## List of tasks
A – Reproduce the mailing-list post on GlusterFS latency word for word, from "One quick update." up to and including "transactions per second.".
B – Write out the records exactly, from the line with "scroll-up-icon[interactable]: ▲ xyxy=(1277,0,1297,18)" up to and including the last line of the records.

## Extract provided
▬▬▬▬▬▬▬▬▬▬

Re: [Gluster-devel] Latency analysis of GlusterFS' network layer for pgbench

2018-12-27 Thread Raghavendra Gowdappa
On Mon, Dec 24, 2018 at 6:05 PM Raghavendra Gowdappa 
wrote:

>
>
> On Mon, Dec 24, 2018 at 3:40 PM Sankarshan Mukhopadhyay <
> sankarshan.mukhopadh...@gmail.com> wrote:
>
>> [pulling the conclusions up to enable better in-line]
>>
>> > Conclusions:
>> >
>> > We should never have a volume with caching-related xlators disabled.
>> The price we pay for it is too high. We need to make them work consistently
>> and aggressively to avoid as many requests as we can.
>>
>> Are there current issues in terms of behavior which are known/observed
>> when these are enabled?
>>
>
> We did have issues with pgbench in past. But they've have been fixed.
> Please refer to bz [1] for details. On 5.1, it runs successfully with all
> caching related xlators enabled. Having said that the only performance
> xlators which gave improved performance were open-behind and write-behind
> [2] (write-behind had some issues, which will be fixed by [3] and we'll
> have to measure performance again with fix to [3]).
>

One quick update. Enabling write-behind and md-cache with fix for [3]
reduced the total time taken for pgbench init phase roughly by 20%-25%
(from 12.5 min to 9.75 min for a scale of 100). Though this is still a huge
time (around 12hrs for a db of scale 8000). I'll follow up with a detailed
report once my experiments are complete. Currently trying to optimize the
read path.


> For some reason, read-side caching didn't improve transactions per second.
> I am working on this problem currently. Note that these bugs measure
> transaction phase of pgbench, but what xavi measured in his mail is init
> phase. Nevertheless, evaluation of read caching (metadata/data) will still
> be relevant for init phase too.

▬▬▬▬▬▬▬▬▬▬

(Annotated element listings)
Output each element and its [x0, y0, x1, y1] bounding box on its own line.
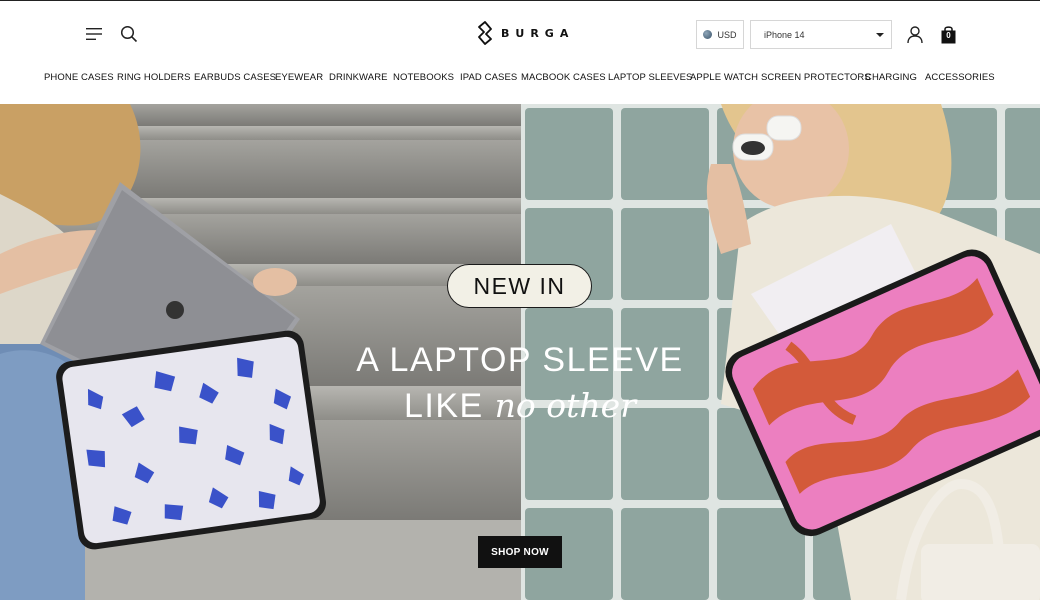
site-header: BURGA USD iPhone 14 0 PHONE CASES RING H… — [0, 1, 1040, 104]
nav-item-laptop-sleeves[interactable]: LAPTOP SLEEVES — [608, 72, 692, 83]
currency-label: USD — [717, 29, 737, 40]
nav-item-ipad-cases[interactable]: IPAD CASES — [460, 72, 517, 83]
nav-item-phone-cases[interactable]: PHONE CASES — [44, 72, 114, 83]
nav-item-notebooks[interactable]: NOTEBOOKS — [393, 72, 454, 83]
device-select[interactable]: iPhone 14 — [750, 20, 892, 49]
cart-count: 0 — [946, 31, 951, 40]
main-nav: PHONE CASES RING HOLDERS EARBUDS CASES E… — [0, 72, 1040, 88]
device-select-value: iPhone 14 — [764, 29, 805, 40]
hero-headline-line1: A LAPTOP SLEEVE — [356, 341, 684, 379]
nav-item-drinkware[interactable]: DRINKWARE — [329, 72, 388, 83]
new-in-badge: NEW IN — [447, 264, 592, 308]
nav-item-macbook-cases[interactable]: MACBOOK CASES — [521, 72, 606, 83]
nav-item-ring-holders[interactable]: RING HOLDERS — [117, 72, 191, 83]
cart-button[interactable]: 0 — [940, 25, 957, 44]
globe-icon — [703, 30, 713, 39]
currency-selector[interactable]: USD — [696, 20, 744, 49]
shop-now-button[interactable]: SHOP NOW — [478, 536, 562, 568]
hero-headline-prefix: LIKE — [404, 387, 484, 425]
brand-name: BURGA — [501, 26, 575, 40]
hero-headline-line2: LIKE no other — [320, 386, 720, 426]
hero-headline-italic: no other — [494, 386, 636, 425]
brand-logo[interactable]: BURGA — [477, 21, 574, 45]
nav-item-earbuds-cases[interactable]: EARBUDS CASES — [194, 72, 276, 83]
hero-banner[interactable]: NEW IN A LAPTOP SLEEVE LIKE no other SHO… — [0, 104, 1040, 600]
search-icon[interactable] — [120, 25, 138, 43]
nav-item-charging[interactable]: CHARGING — [865, 72, 917, 83]
nav-item-screen-protectors[interactable]: SCREEN PROTECTORS — [761, 72, 871, 83]
nav-item-apple-watch[interactable]: APPLE WATCH — [690, 72, 758, 83]
logo-mark-icon — [478, 21, 492, 45]
account-icon[interactable] — [907, 26, 923, 44]
chevron-down-icon — [876, 33, 884, 37]
nav-item-accessories[interactable]: ACCESSORIES — [925, 72, 995, 83]
nav-item-eyewear[interactable]: EYEWEAR — [275, 72, 323, 83]
menu-icon[interactable] — [86, 27, 102, 41]
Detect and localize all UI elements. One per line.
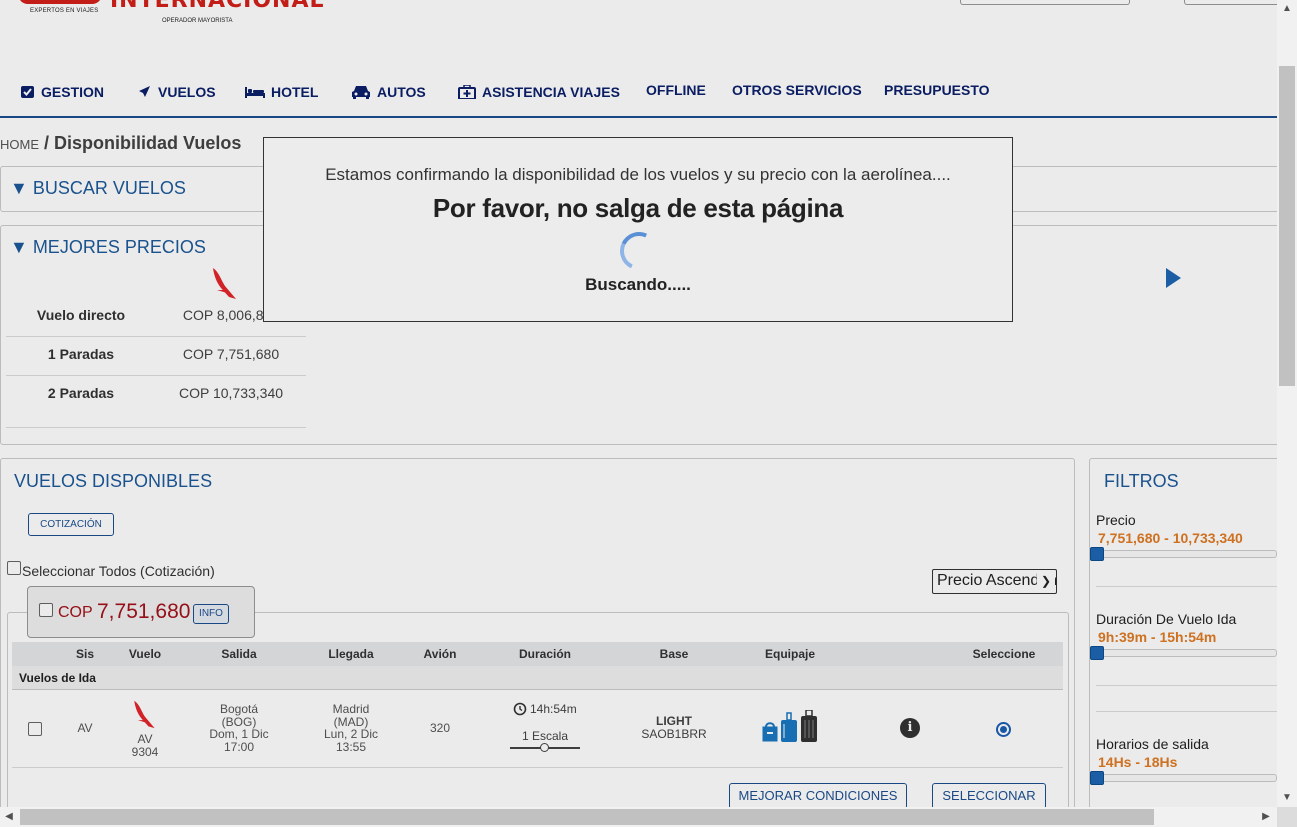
scroll-up-icon[interactable]: ▲ xyxy=(1277,0,1297,18)
horizontal-scroll-thumb[interactable] xyxy=(20,809,1154,825)
loading-message: Estamos confirmando la disponibilidad de… xyxy=(325,165,951,184)
vertical-scroll-thumb[interactable] xyxy=(1279,66,1295,386)
scroll-right-icon[interactable]: ▶ xyxy=(1257,807,1275,827)
loading-modal: Estamos confirmando la disponibilidad de… xyxy=(263,137,1013,322)
horizontal-scrollbar[interactable]: ◀ ▶ xyxy=(0,807,1277,827)
spinner-icon xyxy=(614,226,664,276)
loading-title: Por favor, no salga de esta página xyxy=(432,193,844,223)
vertical-scrollbar[interactable]: ▲ ▼ xyxy=(1277,0,1297,807)
modal-backdrop xyxy=(0,0,1277,807)
loading-status: Buscando..... xyxy=(585,275,691,294)
scroll-left-icon[interactable]: ◀ xyxy=(0,807,18,827)
page: EXPERTOS EN VIAJES INTERNACIONAL OPERADO… xyxy=(0,0,1277,807)
scrollbar-corner xyxy=(1277,807,1297,827)
scroll-down-icon[interactable]: ▼ xyxy=(1277,789,1297,807)
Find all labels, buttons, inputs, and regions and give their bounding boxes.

▬▬▬▬▬▬▬▬▬▬

## Solutions in order
A –
One quick update. Enabling write-behind and md-cache with fix for [3]
reduced the total time taken for pgbench init phase roughly by 20%-25%
(from 12.5 min to 9.75 min for a scale of 100). Though this is still a huge
time (around 12hrs for a db of scale 8000). I'll follow up with a detailed
report once my experiments are complete. Currently trying to optimize the
read path.


> For some reason, read-side caching didn't improve transactions per second.

B –
scroll-up-icon[interactable]: ▲ xyxy=(1277,0,1297,18)
horizontal-scroll-thumb[interactable] xyxy=(20,809,1154,825)
loading-message: Estamos confirmando la disponibilidad de… xyxy=(325,165,951,184)
vertical-scroll-thumb[interactable] xyxy=(1279,66,1295,386)
scroll-right-icon[interactable]: ▶ xyxy=(1257,807,1275,827)
loading-modal: Estamos confirmando la disponibilidad de… xyxy=(263,137,1013,322)
horizontal-scrollbar[interactable]: ◀ ▶ xyxy=(0,807,1277,827)
spinner-icon xyxy=(614,226,664,276)
loading-title: Por favor, no salga de esta página xyxy=(432,193,844,223)
vertical-scrollbar[interactable]: ▲ ▼ xyxy=(1277,0,1297,807)
modal-backdrop xyxy=(0,0,1277,807)
loading-status: Buscando..... xyxy=(585,275,691,294)
scroll-left-icon[interactable]: ◀ xyxy=(0,807,18,827)
page: EXPERTOS EN VIAJES INTERNACIONAL OPERADO… xyxy=(0,0,1277,807)
scrollbar-corner xyxy=(1277,807,1297,827)
scroll-down-icon[interactable]: ▼ xyxy=(1277,789,1297,807)
Find all labels, buttons, inputs, and regions and give their bounding boxes.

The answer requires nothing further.